**Exercise requirements**
Return each line of the listing below, unchanged, and omit the images.

**Dataset extract**
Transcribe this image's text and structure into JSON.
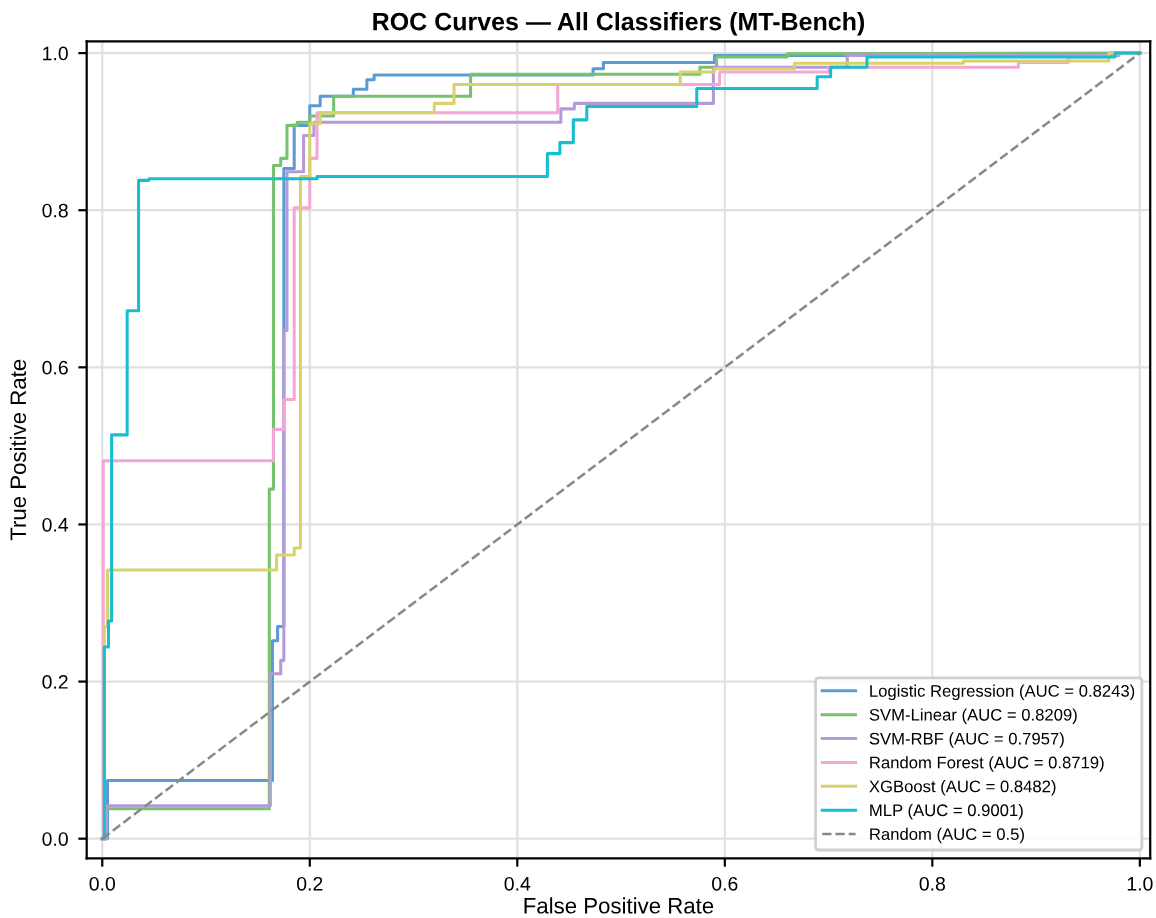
{
  "chart_data": {
    "type": "line",
    "title": "ROC Curves — All Classifiers (MT-Bench)",
    "xlabel": "False Positive Rate",
    "ylabel": "True Positive Rate",
    "xlim": [
      -0.015,
      1.01
    ],
    "ylim": [
      -0.025,
      1.015
    ],
    "xticks": [
      {
        "value": 0,
        "label": "0.0"
      },
      0.2,
      0.4,
      0.6,
      0.8,
      {
        "value": 1,
        "label": "1.0"
      }
    ],
    "yticks": [
      {
        "value": 0,
        "label": "0.0"
      },
      0.2,
      0.4,
      0.6,
      0.8,
      {
        "value": 1,
        "label": "1.0"
      }
    ],
    "grid": true,
    "legend": "bottom right",
    "line_style": "solid",
    "marker": "none",
    "series": [
      {
        "name": "Logistic Regression (AUC = 0.8243)",
        "color": "#5b9bd5",
        "x": [
          0,
          0.005,
          0.005,
          0.164,
          0.164,
          0.169,
          0.169,
          0.175,
          0.175,
          0.185,
          0.185,
          0.2,
          0.2,
          0.21,
          0.21,
          0.242,
          0.242,
          0.255,
          0.255,
          0.262,
          0.262,
          0.473,
          0.473,
          0.483,
          0.483,
          0.59,
          0.59,
          0.97,
          0.97,
          1
        ],
        "values": [
          0,
          0,
          0.074,
          0.074,
          0.252,
          0.252,
          0.27,
          0.27,
          0.853,
          0.853,
          0.908,
          0.908,
          0.933,
          0.933,
          0.945,
          0.945,
          0.954,
          0.954,
          0.966,
          0.966,
          0.972,
          0.972,
          0.98,
          0.98,
          0.988,
          0.988,
          0.997,
          0.997,
          1,
          1
        ]
      },
      {
        "name": "SVM-Linear (AUC = 0.8209)",
        "color": "#77c26f",
        "x": [
          0,
          0.004,
          0.004,
          0.161,
          0.161,
          0.165,
          0.165,
          0.172,
          0.172,
          0.178,
          0.178,
          0.188,
          0.188,
          0.2,
          0.2,
          0.223,
          0.223,
          0.355,
          0.355,
          0.576,
          0.576,
          0.592,
          0.592,
          0.66,
          0.66,
          1
        ],
        "values": [
          0,
          0,
          0.038,
          0.038,
          0.445,
          0.445,
          0.857,
          0.857,
          0.866,
          0.866,
          0.908,
          0.908,
          0.912,
          0.912,
          0.92,
          0.92,
          0.945,
          0.945,
          0.973,
          0.973,
          0.982,
          0.982,
          0.995,
          0.995,
          0.999,
          1
        ]
      },
      {
        "name": "SVM-RBF (AUC = 0.7957)",
        "color": "#b59ad8",
        "x": [
          0,
          0.004,
          0.004,
          0.162,
          0.162,
          0.172,
          0.172,
          0.175,
          0.175,
          0.178,
          0.178,
          0.194,
          0.194,
          0.204,
          0.204,
          0.442,
          0.442,
          0.455,
          0.455,
          0.589,
          0.589,
          0.718,
          0.718,
          0.98,
          0.98,
          1
        ],
        "values": [
          0,
          0,
          0.042,
          0.042,
          0.21,
          0.21,
          0.227,
          0.227,
          0.647,
          0.647,
          0.849,
          0.849,
          0.895,
          0.895,
          0.912,
          0.912,
          0.929,
          0.929,
          0.936,
          0.936,
          0.982,
          0.982,
          0.997,
          0.997,
          1,
          1
        ]
      },
      {
        "name": "Random Forest (AUC = 0.8719)",
        "color": "#f4a6d7",
        "x": [
          0,
          0.001,
          0.001,
          0.165,
          0.165,
          0.175,
          0.175,
          0.185,
          0.185,
          0.2,
          0.2,
          0.207,
          0.207,
          0.439,
          0.439,
          0.595,
          0.595,
          0.7,
          0.7,
          0.883,
          0.883,
          0.931,
          0.931,
          0.97,
          0.97,
          1
        ],
        "values": [
          0,
          0,
          0.481,
          0.481,
          0.521,
          0.521,
          0.559,
          0.559,
          0.803,
          0.803,
          0.866,
          0.866,
          0.924,
          0.924,
          0.96,
          0.96,
          0.976,
          0.976,
          0.982,
          0.982,
          0.988,
          0.988,
          0.995,
          0.995,
          1,
          1
        ]
      },
      {
        "name": "XGBoost (AUC = 0.8482)",
        "color": "#d7d36a",
        "x": [
          0,
          0.002,
          0.002,
          0.005,
          0.005,
          0.168,
          0.168,
          0.185,
          0.185,
          0.191,
          0.191,
          0.2,
          0.2,
          0.21,
          0.21,
          0.32,
          0.32,
          0.339,
          0.339,
          0.557,
          0.557,
          0.59,
          0.59,
          0.667,
          0.667,
          0.83,
          0.83,
          0.97,
          0.97,
          1
        ],
        "values": [
          0,
          0,
          0.27,
          0.27,
          0.342,
          0.342,
          0.361,
          0.361,
          0.37,
          0.37,
          0.843,
          0.843,
          0.91,
          0.91,
          0.924,
          0.924,
          0.936,
          0.936,
          0.96,
          0.96,
          0.976,
          0.976,
          0.98,
          0.98,
          0.987,
          0.987,
          0.99,
          0.99,
          1,
          1
        ]
      },
      {
        "name": "MLP (AUC = 0.9001)",
        "color": "#17becf",
        "x": [
          0,
          0.002,
          0.002,
          0.006,
          0.006,
          0.009,
          0.009,
          0.024,
          0.024,
          0.035,
          0.035,
          0.045,
          0.045,
          0.207,
          0.207,
          0.429,
          0.429,
          0.441,
          0.441,
          0.454,
          0.454,
          0.467,
          0.467,
          0.573,
          0.573,
          0.689,
          0.689,
          0.702,
          0.702,
          0.737,
          0.737,
          0.976,
          0.976,
          1
        ],
        "values": [
          0,
          0,
          0.244,
          0.244,
          0.277,
          0.277,
          0.514,
          0.514,
          0.672,
          0.672,
          0.838,
          0.838,
          0.84,
          0.84,
          0.843,
          0.843,
          0.872,
          0.872,
          0.886,
          0.886,
          0.915,
          0.915,
          0.932,
          0.932,
          0.955,
          0.955,
          0.97,
          0.97,
          0.982,
          0.982,
          0.995,
          0.995,
          1,
          1
        ]
      },
      {
        "name": "Random (AUC = 0.5)",
        "color": "#888888",
        "line_style": "dashed",
        "x": [
          0,
          1
        ],
        "values": [
          0,
          1
        ]
      }
    ]
  }
}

**Answer to the problem**
Transcribe this image's text and structure into JSON.
{
  "chart_data": {
    "type": "line",
    "title": "ROC Curves — All Classifiers (MT-Bench)",
    "xlabel": "False Positive Rate",
    "ylabel": "True Positive Rate",
    "xlim": [
      -0.015,
      1.01
    ],
    "ylim": [
      -0.025,
      1.015
    ],
    "xticks": [
      {
        "value": 0,
        "label": "0.0"
      },
      0.2,
      0.4,
      0.6,
      0.8,
      {
        "value": 1,
        "label": "1.0"
      }
    ],
    "yticks": [
      {
        "value": 0,
        "label": "0.0"
      },
      0.2,
      0.4,
      0.6,
      0.8,
      {
        "value": 1,
        "label": "1.0"
      }
    ],
    "grid": true,
    "legend": "bottom right",
    "line_style": "solid",
    "marker": "none",
    "series": [
      {
        "name": "Logistic Regression (AUC = 0.8243)",
        "color": "#5b9bd5",
        "x": [
          0,
          0.005,
          0.005,
          0.164,
          0.164,
          0.169,
          0.169,
          0.175,
          0.175,
          0.185,
          0.185,
          0.2,
          0.2,
          0.21,
          0.21,
          0.242,
          0.242,
          0.255,
          0.255,
          0.262,
          0.262,
          0.473,
          0.473,
          0.483,
          0.483,
          0.59,
          0.59,
          0.97,
          0.97,
          1
        ],
        "values": [
          0,
          0,
          0.074,
          0.074,
          0.252,
          0.252,
          0.27,
          0.27,
          0.853,
          0.853,
          0.908,
          0.908,
          0.933,
          0.933,
          0.945,
          0.945,
          0.954,
          0.954,
          0.966,
          0.966,
          0.972,
          0.972,
          0.98,
          0.98,
          0.988,
          0.988,
          0.997,
          0.997,
          1,
          1
        ]
      },
      {
        "name": "SVM-Linear (AUC = 0.8209)",
        "color": "#77c26f",
        "x": [
          0,
          0.004,
          0.004,
          0.161,
          0.161,
          0.165,
          0.165,
          0.172,
          0.172,
          0.178,
          0.178,
          0.188,
          0.188,
          0.2,
          0.2,
          0.223,
          0.223,
          0.355,
          0.355,
          0.576,
          0.576,
          0.592,
          0.592,
          0.66,
          0.66,
          1
        ],
        "values": [
          0,
          0,
          0.038,
          0.038,
          0.445,
          0.445,
          0.857,
          0.857,
          0.866,
          0.866,
          0.908,
          0.908,
          0.912,
          0.912,
          0.92,
          0.92,
          0.945,
          0.945,
          0.973,
          0.973,
          0.982,
          0.982,
          0.995,
          0.995,
          0.999,
          1
        ]
      },
      {
        "name": "SVM-RBF (AUC = 0.7957)",
        "color": "#b59ad8",
        "x": [
          0,
          0.004,
          0.004,
          0.162,
          0.162,
          0.172,
          0.172,
          0.175,
          0.175,
          0.178,
          0.178,
          0.194,
          0.194,
          0.204,
          0.204,
          0.442,
          0.442,
          0.455,
          0.455,
          0.589,
          0.589,
          0.718,
          0.718,
          0.98,
          0.98,
          1
        ],
        "values": [
          0,
          0,
          0.042,
          0.042,
          0.21,
          0.21,
          0.227,
          0.227,
          0.647,
          0.647,
          0.849,
          0.849,
          0.895,
          0.895,
          0.912,
          0.912,
          0.929,
          0.929,
          0.936,
          0.936,
          0.982,
          0.982,
          0.997,
          0.997,
          1,
          1
        ]
      },
      {
        "name": "Random Forest (AUC = 0.8719)",
        "color": "#f4a6d7",
        "x": [
          0,
          0.001,
          0.001,
          0.165,
          0.165,
          0.175,
          0.175,
          0.185,
          0.185,
          0.2,
          0.2,
          0.207,
          0.207,
          0.439,
          0.439,
          0.595,
          0.595,
          0.7,
          0.7,
          0.883,
          0.883,
          0.931,
          0.931,
          0.97,
          0.97,
          1
        ],
        "values": [
          0,
          0,
          0.481,
          0.481,
          0.521,
          0.521,
          0.559,
          0.559,
          0.803,
          0.803,
          0.866,
          0.866,
          0.924,
          0.924,
          0.96,
          0.96,
          0.976,
          0.976,
          0.982,
          0.982,
          0.988,
          0.988,
          0.995,
          0.995,
          1,
          1
        ]
      },
      {
        "name": "XGBoost (AUC = 0.8482)",
        "color": "#d7d36a",
        "x": [
          0,
          0.002,
          0.002,
          0.005,
          0.005,
          0.168,
          0.168,
          0.185,
          0.185,
          0.191,
          0.191,
          0.2,
          0.2,
          0.21,
          0.21,
          0.32,
          0.32,
          0.339,
          0.339,
          0.557,
          0.557,
          0.59,
          0.59,
          0.667,
          0.667,
          0.83,
          0.83,
          0.97,
          0.97,
          1
        ],
        "values": [
          0,
          0,
          0.27,
          0.27,
          0.342,
          0.342,
          0.361,
          0.361,
          0.37,
          0.37,
          0.843,
          0.843,
          0.91,
          0.91,
          0.924,
          0.924,
          0.936,
          0.936,
          0.96,
          0.96,
          0.976,
          0.976,
          0.98,
          0.98,
          0.987,
          0.987,
          0.99,
          0.99,
          1,
          1
        ]
      },
      {
        "name": "MLP (AUC = 0.9001)",
        "color": "#17becf",
        "x": [
          0,
          0.002,
          0.002,
          0.006,
          0.006,
          0.009,
          0.009,
          0.024,
          0.024,
          0.035,
          0.035,
          0.045,
          0.045,
          0.207,
          0.207,
          0.429,
          0.429,
          0.441,
          0.441,
          0.454,
          0.454,
          0.467,
          0.467,
          0.573,
          0.573,
          0.689,
          0.689,
          0.702,
          0.702,
          0.737,
          0.737,
          0.976,
          0.976,
          1
        ],
        "values": [
          0,
          0,
          0.244,
          0.244,
          0.277,
          0.277,
          0.514,
          0.514,
          0.672,
          0.672,
          0.838,
          0.838,
          0.84,
          0.84,
          0.843,
          0.843,
          0.872,
          0.872,
          0.886,
          0.886,
          0.915,
          0.915,
          0.932,
          0.932,
          0.955,
          0.955,
          0.97,
          0.97,
          0.982,
          0.982,
          0.995,
          0.995,
          1,
          1
        ]
      },
      {
        "name": "Random (AUC = 0.5)",
        "color": "#888888",
        "line_style": "dashed",
        "x": [
          0,
          1
        ],
        "values": [
          0,
          1
        ]
      }
    ]
  }
}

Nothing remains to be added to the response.